## TASK BRIEF
Write out the lines below word for word, but leave the pictures out.

Stored data:
((

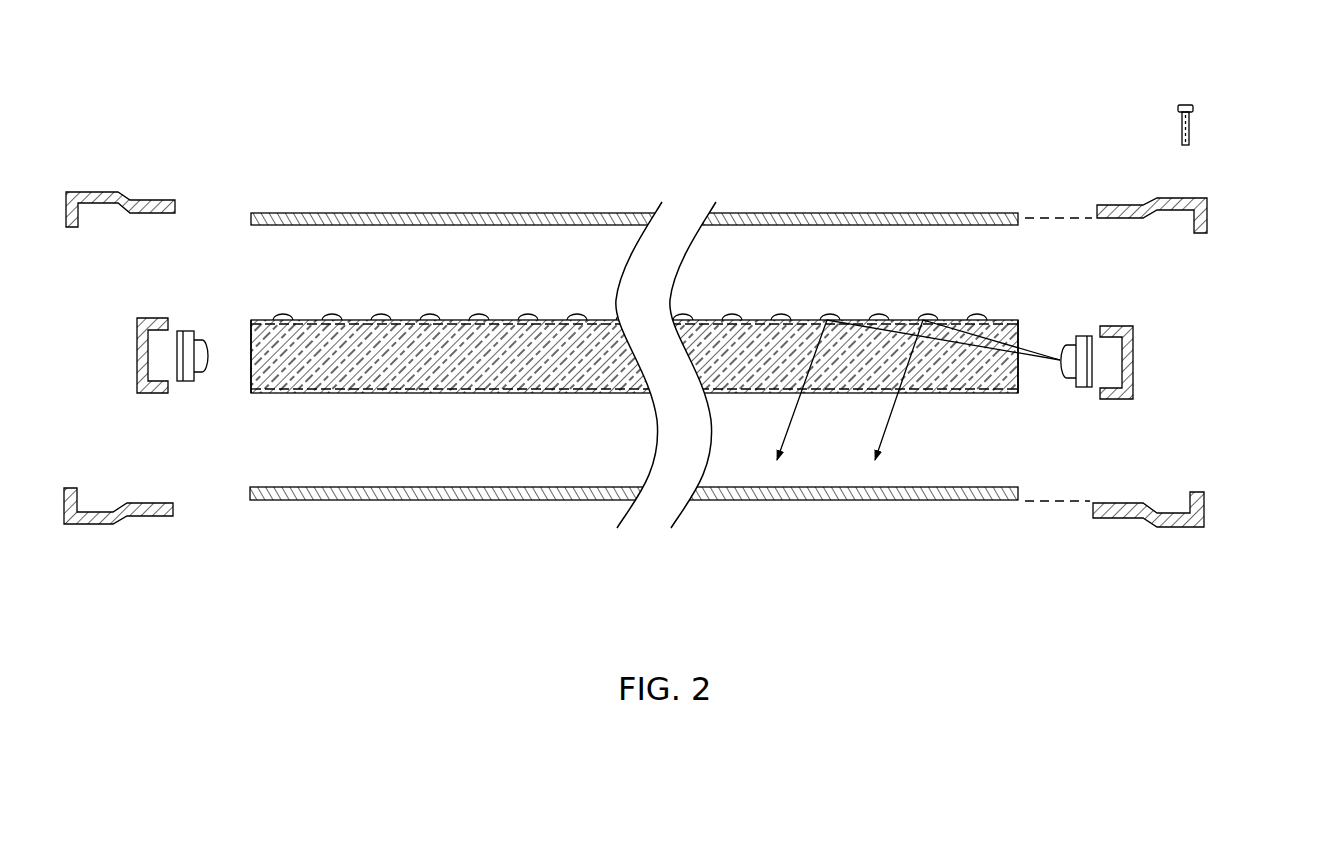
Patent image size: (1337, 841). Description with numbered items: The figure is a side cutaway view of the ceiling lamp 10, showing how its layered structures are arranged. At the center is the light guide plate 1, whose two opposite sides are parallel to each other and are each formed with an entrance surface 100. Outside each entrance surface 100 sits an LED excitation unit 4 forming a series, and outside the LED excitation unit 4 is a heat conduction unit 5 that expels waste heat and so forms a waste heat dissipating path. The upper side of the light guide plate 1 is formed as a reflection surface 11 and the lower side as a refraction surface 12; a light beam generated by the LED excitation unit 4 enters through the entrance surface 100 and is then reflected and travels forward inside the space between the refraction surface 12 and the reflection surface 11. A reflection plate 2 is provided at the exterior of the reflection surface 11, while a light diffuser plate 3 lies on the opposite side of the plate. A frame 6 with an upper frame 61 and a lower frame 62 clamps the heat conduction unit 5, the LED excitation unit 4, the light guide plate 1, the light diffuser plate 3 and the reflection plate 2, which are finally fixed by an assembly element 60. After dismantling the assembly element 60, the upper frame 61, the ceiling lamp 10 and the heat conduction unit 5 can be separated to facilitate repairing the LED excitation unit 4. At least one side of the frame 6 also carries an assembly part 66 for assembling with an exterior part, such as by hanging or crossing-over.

The ceiling lamp 10 is at (908, 100).
The frame 6 is at (127, 162).
The upper frame 61 is at (1207, 213).
The lower frame 62 is at (1205, 510).
The assembly part 66 is at (1158, 545).
The assembly element 60 is at (1185, 103).
The reflection plate 2 is at (787, 213).
The light diffuser plate 3 is at (850, 500).
The light guide plate 1 is at (648, 353).
The reflection surface 11 is at (438, 320).
The refraction surface 12 is at (420, 393).
The entrance surface 100 is at (250, 350).
The LED excitation unit 4 is at (187, 382).
The heat conduction unit 5 is at (1133, 345).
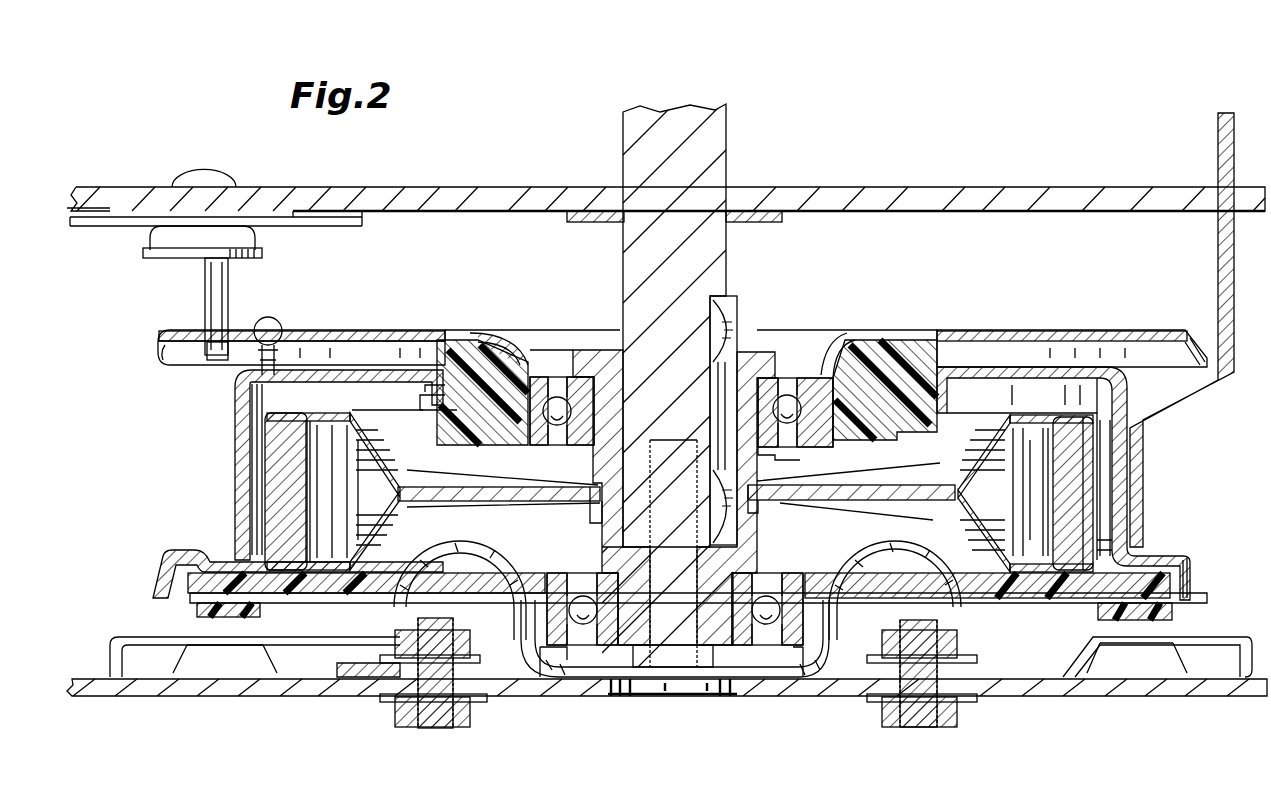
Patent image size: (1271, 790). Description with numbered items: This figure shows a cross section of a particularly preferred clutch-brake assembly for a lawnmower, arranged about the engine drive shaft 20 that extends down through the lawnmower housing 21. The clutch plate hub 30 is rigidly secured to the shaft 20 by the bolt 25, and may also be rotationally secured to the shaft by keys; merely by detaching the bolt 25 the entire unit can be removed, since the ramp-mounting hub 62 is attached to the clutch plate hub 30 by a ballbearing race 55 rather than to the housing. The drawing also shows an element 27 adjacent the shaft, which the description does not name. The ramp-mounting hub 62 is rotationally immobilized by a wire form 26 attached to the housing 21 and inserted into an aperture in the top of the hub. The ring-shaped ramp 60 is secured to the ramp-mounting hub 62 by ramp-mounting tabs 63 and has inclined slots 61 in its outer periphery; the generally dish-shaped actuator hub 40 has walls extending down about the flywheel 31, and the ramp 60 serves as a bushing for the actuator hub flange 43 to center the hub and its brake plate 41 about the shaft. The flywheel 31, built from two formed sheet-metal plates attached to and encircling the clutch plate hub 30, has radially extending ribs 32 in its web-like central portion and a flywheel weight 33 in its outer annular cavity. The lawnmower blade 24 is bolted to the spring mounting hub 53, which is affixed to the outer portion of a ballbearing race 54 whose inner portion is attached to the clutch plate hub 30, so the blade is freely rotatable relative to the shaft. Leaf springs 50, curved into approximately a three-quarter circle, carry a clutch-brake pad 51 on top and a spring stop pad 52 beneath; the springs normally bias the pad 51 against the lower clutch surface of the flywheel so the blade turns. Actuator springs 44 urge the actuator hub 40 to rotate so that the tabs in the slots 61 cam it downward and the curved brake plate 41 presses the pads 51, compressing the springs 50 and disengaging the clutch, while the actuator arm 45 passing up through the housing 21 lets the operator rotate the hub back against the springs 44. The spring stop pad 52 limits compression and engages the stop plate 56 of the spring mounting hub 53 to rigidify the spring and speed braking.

The drive shaft 20 is at (684, 244).
The lawnmower housing 21 is at (938, 188).
The lawnmower blade 24 is at (292, 698).
The bolt 25 is at (712, 665).
The wire form 26 is at (236, 294).
The spring washer 27 is at (742, 322).
The clutch plate hub 30 is at (620, 431).
The flywheel 31 is at (474, 465).
The radially extending ribs 32 is at (436, 470).
The flywheel weight 33 is at (299, 497).
The actuator hub 40 is at (1127, 384).
The brake plate 41 is at (1138, 558).
The actuator hub flange 43 is at (949, 392).
The actuator spring 44 is at (292, 345).
The actuator arm 45 is at (1238, 320).
The leaf spring 50 is at (510, 584).
The clutch-brake pad 51 is at (1100, 595).
The spring stop pad 52 is at (1174, 614).
The spring mounting hub 53 is at (162, 655).
The ballbearing race 54 is at (570, 647).
The ballbearing race 55 is at (768, 458).
The stop plate 56 is at (1108, 637).
The ring-shaped ramp 60 is at (482, 396).
The inclined slots 61 is at (432, 345).
The ramp-mounting hub 62 is at (352, 345).
The ramp-mounting tabs 63 is at (468, 429).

))

## WORKED ANSWER
Patent image size: (1337, 841). Description with numbered items: The figure is a side cutaway view of the ceiling lamp 10, showing how its layered structures are arranged. At the center is the light guide plate 1, whose two opposite sides are parallel to each other and are each formed with an entrance surface 100. Outside each entrance surface 100 sits an LED excitation unit 4 forming a series, and outside the LED excitation unit 4 is a heat conduction unit 5 that expels waste heat and so forms a waste heat dissipating path. The upper side of the light guide plate 1 is formed as a reflection surface 11 and the lower side as a refraction surface 12; a light beam generated by the LED excitation unit 4 enters through the entrance surface 100 and is then reflected and travels forward inside the space between the refraction surface 12 and the reflection surface 11. A reflection plate 2 is provided at the exterior of the reflection surface 11, while a light diffuser plate 3 lies on the opposite side of the plate. A frame 6 with an upper frame 61 and a lower frame 62 clamps the heat conduction unit 5, the LED excitation unit 4, the light guide plate 1, the light diffuser plate 3 and the reflection plate 2, which are finally fixed by an assembly element 60. After dismantling the assembly element 60, the upper frame 61, the ceiling lamp 10 and the heat conduction unit 5 can be separated to facilitate repairing the LED excitation unit 4. At least one side of the frame 6 also carries an assembly part 66 for assembling with an exterior part, such as by hanging or crossing-over.

The ceiling lamp 10 is at (908, 100).
The frame 6 is at (127, 162).
The upper frame 61 is at (1207, 213).
The lower frame 62 is at (1205, 510).
The assembly part 66 is at (1158, 545).
The assembly element 60 is at (1185, 103).
The reflection plate 2 is at (787, 213).
The light diffuser plate 3 is at (850, 500).
The light guide plate 1 is at (648, 353).
The reflection surface 11 is at (438, 320).
The refraction surface 12 is at (420, 393).
The entrance surface 100 is at (250, 350).
The LED excitation unit 4 is at (187, 382).
The heat conduction unit 5 is at (1133, 345).
Patent image size: (1271, 790). Description with numbered items: This figure shows a cross section of a particularly preferred clutch-brake assembly for a lawnmower, arranged about the engine drive shaft 20 that extends down through the lawnmower housing 21. The clutch plate hub 30 is rigidly secured to the shaft 20 by the bolt 25, and may also be rotationally secured to the shaft by keys; merely by detaching the bolt 25 the entire unit can be removed, since the ramp-mounting hub 62 is attached to the clutch plate hub 30 by a ballbearing race 55 rather than to the housing. The drawing also shows an element 27 adjacent the shaft, which the description does not name. The ramp-mounting hub 62 is rotationally immobilized by a wire form 26 attached to the housing 21 and inserted into an aperture in the top of the hub. The ring-shaped ramp 60 is secured to the ramp-mounting hub 62 by ramp-mounting tabs 63 and has inclined slots 61 in its outer periphery; the generally dish-shaped actuator hub 40 has walls extending down about the flywheel 31, and the ramp 60 serves as a bushing for the actuator hub flange 43 to center the hub and its brake plate 41 about the shaft. The flywheel 31, built from two formed sheet-metal plates attached to and encircling the clutch plate hub 30, has radially extending ribs 32 in its web-like central portion and a flywheel weight 33 in its outer annular cavity. The lawnmower blade 24 is bolted to the spring mounting hub 53, which is affixed to the outer portion of a ballbearing race 54 whose inner portion is attached to the clutch plate hub 30, so the blade is freely rotatable relative to the shaft. Leaf springs 50, curved into approximately a three-quarter circle, carry a clutch-brake pad 51 on top and a spring stop pad 52 beneath; the springs normally bias the pad 51 against the lower clutch surface of the flywheel so the blade turns. Actuator springs 44 urge the actuator hub 40 to rotate so that the tabs in the slots 61 cam it downward and the curved brake plate 41 presses the pads 51, compressing the springs 50 and disengaging the clutch, while the actuator arm 45 passing up through the housing 21 lets the operator rotate the hub back against the springs 44. The spring stop pad 52 limits compression and engages the stop plate 56 of the spring mounting hub 53 to rigidify the spring and speed braking.

The drive shaft 20 is at (684, 244).
The lawnmower housing 21 is at (938, 188).
The lawnmower blade 24 is at (292, 698).
The bolt 25 is at (712, 665).
The wire form 26 is at (236, 294).
The spring washer 27 is at (742, 322).
The clutch plate hub 30 is at (620, 431).
The flywheel 31 is at (474, 465).
The radially extending ribs 32 is at (436, 470).
The flywheel weight 33 is at (299, 497).
The actuator hub 40 is at (1127, 384).
The brake plate 41 is at (1138, 558).
The actuator hub flange 43 is at (949, 392).
The actuator spring 44 is at (292, 345).
The actuator arm 45 is at (1238, 320).
The leaf spring 50 is at (510, 584).
The clutch-brake pad 51 is at (1100, 595).
The spring stop pad 52 is at (1174, 614).
The spring mounting hub 53 is at (162, 655).
The ballbearing race 54 is at (570, 647).
The ballbearing race 55 is at (768, 458).
The stop plate 56 is at (1108, 637).
The ring-shaped ramp 60 is at (482, 396).
The inclined slots 61 is at (432, 345).
The ramp-mounting hub 62 is at (352, 345).
The ramp-mounting tabs 63 is at (468, 429).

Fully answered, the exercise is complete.